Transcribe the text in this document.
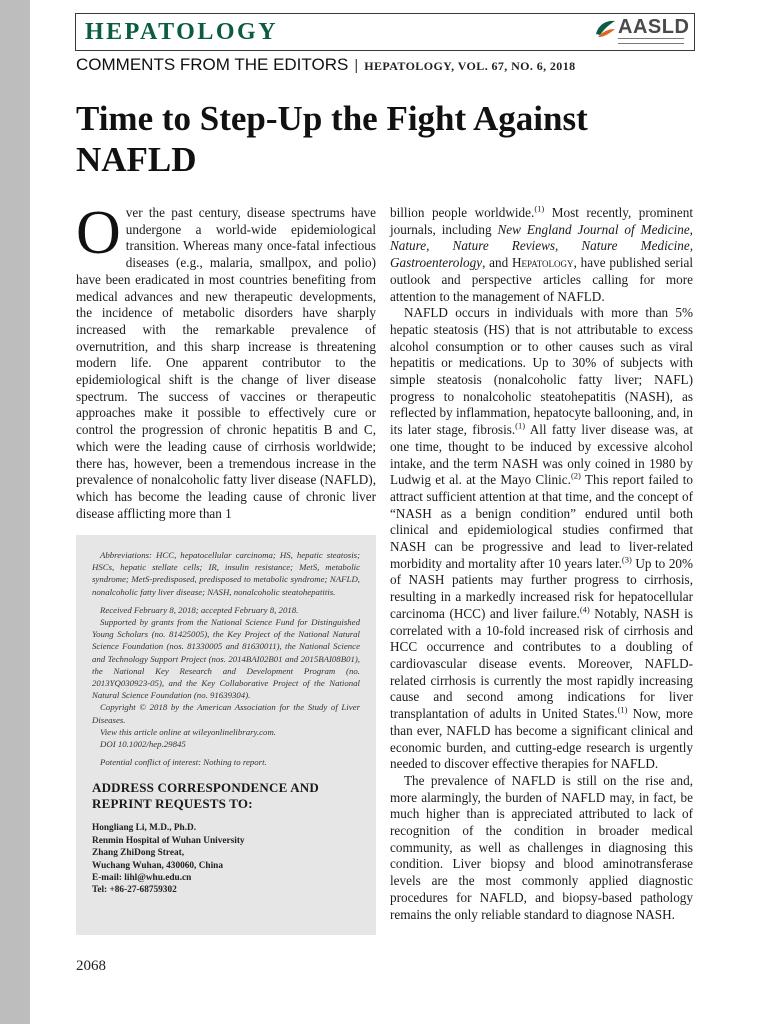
HEPATOLOGY	AASLD
COMMENTS FROM THE EDITORS | HEPATOLOGY, VOL. 67, NO. 6, 2018
Time to Step-Up the Fight Against NAFLD

Over the past century, disease spectrums have undergone a world-wide epidemiological transition. Whereas many once-fatal infectious diseases (e.g., malaria, smallpox, and polio) have been eradicated in most countries benefiting from medical advances and new therapeutic developments, the incidence of metabolic disorders have sharply increased with the remarkable prevalence of overnutrition, and this sharp increase is threatening modern life. One apparent contributor to the epidemiological shift is the change of liver disease spectrum. The success of vaccines or therapeutic approaches make it possible to effectively cure or control the progression of chronic hepatitis B and C, which were the leading cause of cirrhosis worldwide; there has, however, been a tremendous increase in the prevalence of nonalcoholic fatty liver disease (NAFLD), which has become the leading cause of chronic liver disease afflicting more than 1

Abbreviations: HCC, hepatocellular carcinoma; HS, hepatic steatosis; HSCs, hepatic stellate cells; IR, insulin resistance; MetS, metabolic syndrome; MetS-predisposed, predisposed to metabolic syndrome; NAFLD, nonalcoholic fatty liver disease; NASH, nonalcoholic steatohepatitis.

Received February 8, 2018; accepted February 8, 2018.

Supported by grants from the National Science Fund for Distinguished Young Scholars (no. 81425005), the Key Project of the National Natural Science Foundation (nos. 81330005 and 81630011), the National Science and Technology Support Project (nos. 2014BAI02B01 and 2015BAI08B01), the National Key Research and Development Program (no. 2013YQ030923-05), and the Key Collaborative Project of the National Natural Science Foundation (no. 91639304).

Copyright © 2018 by the American Association for the Study of Liver Diseases.

View this article online at wileyonlinelibrary.com.

DOI 10.1002/hep.29845

Potential conflict of interest: Nothing to report.

ADDRESS CORRESPONDENCE AND REPRINT REQUESTS TO:
Hongliang Li, M.D., Ph.D.
Renmin Hospital of Wuhan University
Zhang ZhiDong Streat,
Wuchang Wuhan, 430060, China
E-mail: lihl@whu.edu.cn
Tel: +86-27-68759302

billion people worldwide.$^{(1)}$ Most recently, prominent journals, including New England Journal of Medicine, Nature, Nature Reviews, Nature Medicine, Gastroenterology, and Hepatology, have published serial outlook and perspective articles calling for more attention to the management of NAFLD.

NAFLD occurs in individuals with more than 5% hepatic steatosis (HS) that is not attributable to excess alcohol consumption or to other causes such as viral hepatitis or medications. Up to 30% of subjects with simple steatosis (nonalcoholic fatty liver; NAFL) progress to nonalcoholic steatohepatitis (NASH), as reflected by inflammation, hepatocyte ballooning, and, in its later stage, fibrosis.$^{(1)}$ All fatty liver disease was, at one time, thought to be induced by excessive alcohol intake, and the term NASH was only coined in 1980 by Ludwig et al. at the Mayo Clinic.$^{(2)}$ This report failed to attract sufficient attention at that time, and the concept of “NASH as a benign condition” endured until both clinical and epidemiological studies confirmed that NASH can be progressive and lead to liver-related morbidity and mortality after 10 years later.$^{(3)}$ Up to 20% of NASH patients may further progress to cirrhosis, resulting in a markedly increased risk for hepatocellular carcinoma (HCC) and liver failure.$^{(4)}$ Notably, NASH is correlated with a 10-fold increased risk of cirrhosis and HCC occurrence and contributes to a doubling of cardiovascular disease events. Moreover, NAFLD-related cirrhosis is currently the most rapidly increasing cause and second among indications for liver transplantation of adults in United States.$^{(1)}$ Now, more than ever, NAFLD has become a significant clinical and economic burden, and cutting-edge research is urgently needed to discover effective therapies for NAFLD.

The prevalence of NAFLD is still on the rise and, more alarmingly, the burden of NAFLD may, in fact, be much higher than is appreciated attributed to lack of recognition of the condition in broader medical community, as well as challenges in diagnosing this condition. Liver biopsy and blood aminotransferase levels are the most commonly applied diagnostic procedures for NAFLD, and biopsy-based pathology remains the only reliable standard to diagnose NASH.

2068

YOUR INSTRUCTIONS: Please say how many lines of the records contain the word "Wuhan", giving the number by itself.

YOUR SOLUTION: 2